**Task to complete:** In your copy, leave out the pictures and repeat the entries below exactly.

**Provided material:**
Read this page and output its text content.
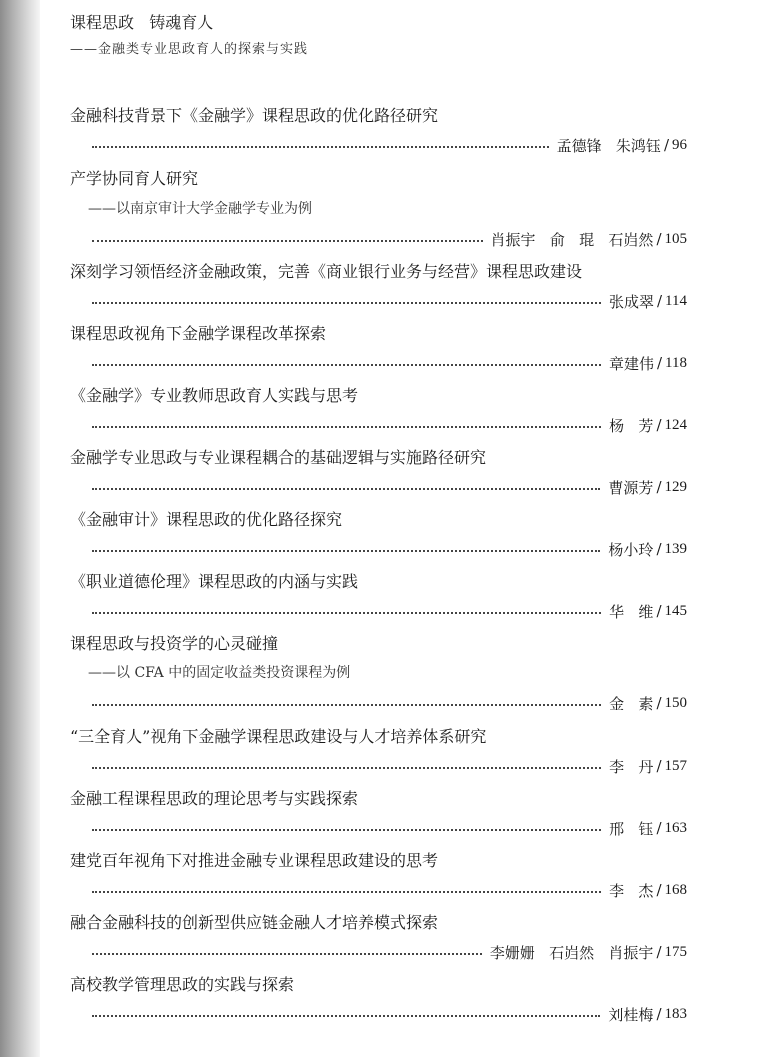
课程思政   铸魂育人
——金融类专业思政育人的探索与实践
金融科技背景下《金融学》课程思政的优化路径研究
孟德锋   朱鸿钰 / 96
产学协同育人研究
——以南京审计大学金融学专业为例
肖振宇   俞   琨   石岿然 / 105
深刻学习领悟经济金融政策，完善《商业银行业务与经营》课程思政建设
张成翠 / 114
课程思政视角下金融学课程改革探索
章建伟 / 118
《金融学》专业教师思政育人实践与思考
杨   芳 / 124
金融学专业思政与专业课程耦合的基础逻辑与实施路径研究
曹源芳 / 129
《金融审计》课程思政的优化路径探究
杨小玲 / 139
《职业道德伦理》课程思政的内涵与实践
华   维 / 145
课程思政与投资学的心灵碰撞
——以 CFA 中的固定收益类投资课程为例
金   素 / 150
“三全育人”视角下金融学课程思政建设与人才培养体系研究
李   丹 / 157
金融工程课程思政的理论思考与实践探索
邢   钰 / 163
建党百年视角下对推进金融专业课程思政建设的思考
李   杰 / 168
融合金融科技的创新型供应链金融人才培养模式探索
李姗姗   石岿然   肖振宇 / 175
高校教学管理思政的实践与探索
刘桂梅 / 183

**Result:**
Read this page and output its text content.
课程思政   铸魂育人
——金融类专业思政育人的探索与实践
金融科技背景下《金融学》课程思政的优化路径研究
孟德锋   朱鸿钰 / 96
产学协同育人研究
——以南京审计大学金融学专业为例
肖振宇   俞   琨   石岿然 / 105
深刻学习领悟经济金融政策，完善《商业银行业务与经营》课程思政建设
张成翠 / 114
课程思政视角下金融学课程改革探索
章建伟 / 118
《金融学》专业教师思政育人实践与思考
杨   芳 / 124
金融学专业思政与专业课程耦合的基础逻辑与实施路径研究
曹源芳 / 129
《金融审计》课程思政的优化路径探究
杨小玲 / 139
《职业道德伦理》课程思政的内涵与实践
华   维 / 145
课程思政与投资学的心灵碰撞
——以 CFA 中的固定收益类投资课程为例
金   素 / 150
“三全育人”视角下金融学课程思政建设与人才培养体系研究
李   丹 / 157
金融工程课程思政的理论思考与实践探索
邢   钰 / 163
建党百年视角下对推进金融专业课程思政建设的思考
李   杰 / 168
融合金融科技的创新型供应链金融人才培养模式探索
李姗姗   石岿然   肖振宇 / 175
高校教学管理思政的实践与探索
刘桂梅 / 183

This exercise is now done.